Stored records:
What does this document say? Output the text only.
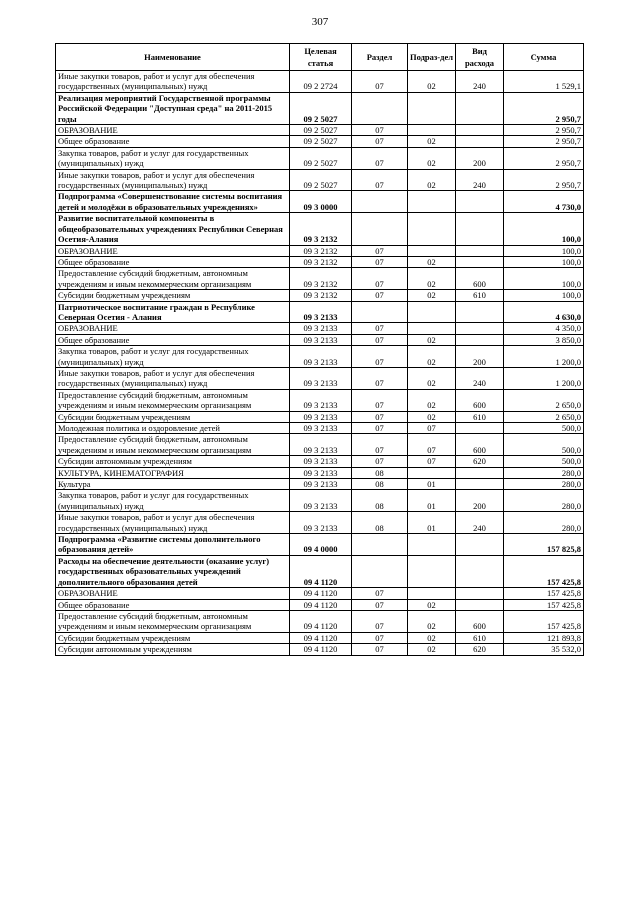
307
Наименование	Целевая статья	Раздел	Подраз-дел	Вид расхода	Сумма
Иные закупки товаров, работ и услуг для обеспечения государственных (муниципальных) нужд	09 2 2724	07	02	240	1 529,1
Реализация мероприятий Государственной программы Российской Федерации "Доступная среда" на 2011-2015 годы	09 2 5027				2 950,7
ОБРАЗОВАНИЕ	09 2 5027	07			2 950,7
Общее образование	09 2 5027	07	02		2 950,7
Закупка товаров, работ и услуг для государственных (муниципальных) нужд	09 2 5027	07	02	200	2 950,7
Иные закупки товаров, работ и услуг для обеспечения государственных (муниципальных) нужд	09 2 5027	07	02	240	2 950,7
Подпрограмма «Совершенствование системы воспитания детей и молодёжи в образовательных учреждениях»	09 3 0000				4 730,0
Развитие воспитательной компоненты в общеобразовательных учреждениях Республики Северная Осетия-Алания	09 3 2132				100,0
ОБРАЗОВАНИЕ	09 3 2132	07			100,0
Общее образование	09 3 2132	07	02		100,0
Предоставление субсидий бюджетным, автономным учреждениям и иным некоммерческим организациям	09 3 2132	07	02	600	100,0
Субсидии бюджетным учреждениям	09 3 2132	07	02	610	100,0
Патриотическое воспитание граждан в Республике Северная Осетия - Алания	09 3 2133				4 630,0
ОБРАЗОВАНИЕ	09 3 2133	07			4 350,0
Общее образование	09 3 2133	07	02		3 850,0
Закупка товаров, работ и услуг для государственных (муниципальных) нужд	09 3 2133	07	02	200	1 200,0
Иные закупки товаров, работ и услуг для обеспечения государственных (муниципальных) нужд	09 3 2133	07	02	240	1 200,0
Предоставление субсидий бюджетным, автономным учреждениям и иным некоммерческим организациям	09 3 2133	07	02	600	2 650,0
Субсидии бюджетным учреждениям	09 3 2133	07	02	610	2 650,0
Молодежная политика и оздоровление детей	09 3 2133	07	07		500,0
Предоставление субсидий бюджетным, автономным учреждениям и иным некоммерческим организациям	09 3 2133	07	07	600	500,0
Субсидии автономным учреждениям	09 3 2133	07	07	620	500,0
КУЛЬТУРА, КИНЕМАТОГРАФИЯ	09 3 2133	08			280,0
Культура	09 3 2133	08	01		280,0
Закупка товаров, работ и услуг для государственных (муниципальных) нужд	09 3 2133	08	01	200	280,0
Иные закупки товаров, работ и услуг для обеспечения государственных (муниципальных) нужд	09 3 2133	08	01	240	280,0
Подпрограмма «Развитие системы дополнительного образования детей»	09 4 0000				157 825,8
Расходы на обеспечение деятельности (оказание услуг) государственных образовательных учреждений дополнительного образования детей	09 4 1120				157 425,8
ОБРАЗОВАНИЕ	09 4 1120	07			157 425,8
Общее образование	09 4 1120	07	02		157 425,8
Предоставление субсидий бюджетным, автономным учреждениям и иным некоммерческим организациям	09 4 1120	07	02	600	157 425,8
Субсидии бюджетным учреждениям	09 4 1120	07	02	610	121 893,8
Субсидии автономным учреждениям	09 4 1120	07	02	620	35 532,0
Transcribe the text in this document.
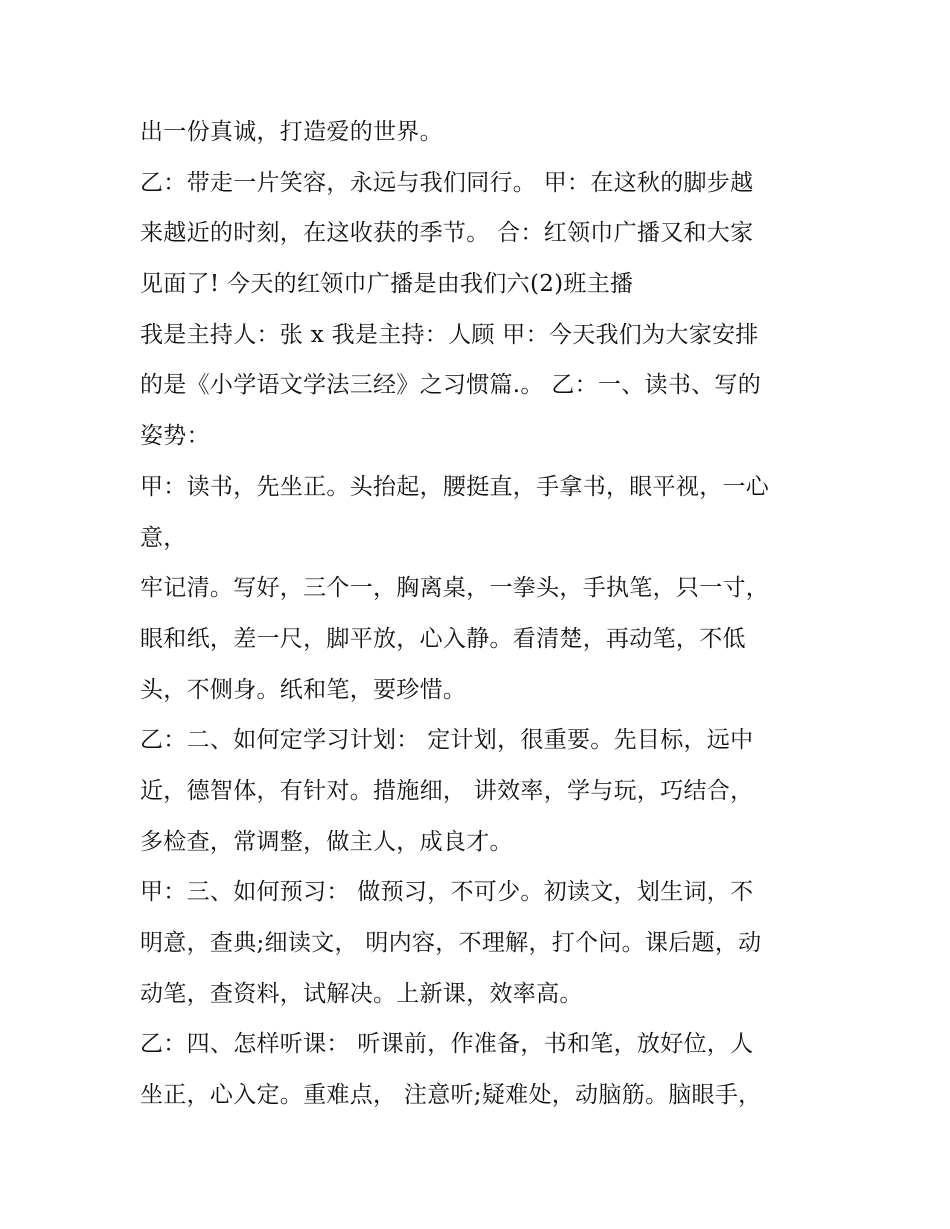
出一份真诚，打造爱的世界。
乙：带走一片笑容，永远与我们同行。 甲：在这秋的脚步越
来越近的时刻，在这收获的季节。 合：红领巾广播又和大家
见面了! 今天的红领巾广播是由我们六(2)班主播
我是主持人：张 x 我是主持：人顾 甲：今天我们为大家安排
的是《小学语文学法三经》之习惯篇.。 乙：一、读书、写的
姿势：
甲：读书，先坐正。头抬起，腰挺直，手拿书，眼平视，一心
意，
牢记清。写好，三个一，胸离桌，一拳头，手执笔，只一寸，
眼和纸，差一尺，脚平放，心入静。看清楚，再动笔，不低
头，不侧身。纸和笔，要珍惜。
乙：二、如何定学习计划： 定计划，很重要。先目标，远中
近，德智体，有针对。措施细， 讲效率，学与玩，巧结合，
多检查，常调整，做主人，成良才。
甲：三、如何预习： 做预习，不可少。初读文，划生词，不
明意，查典;细读文， 明内容，不理解，打个问。课后题，动
动笔，查资料，试解决。上新课，效率高。
乙：四、怎样听课： 听课前，作准备，书和笔，放好位，人
坐正，心入定。重难点， 注意听;疑难处，动脑筋。脑眼手，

*AIM OF THE TASK:* Of the lines in the entries, how many include the word "Осетия"? State only the number.

*ANSWER FOR THIS EXERCISE:* 2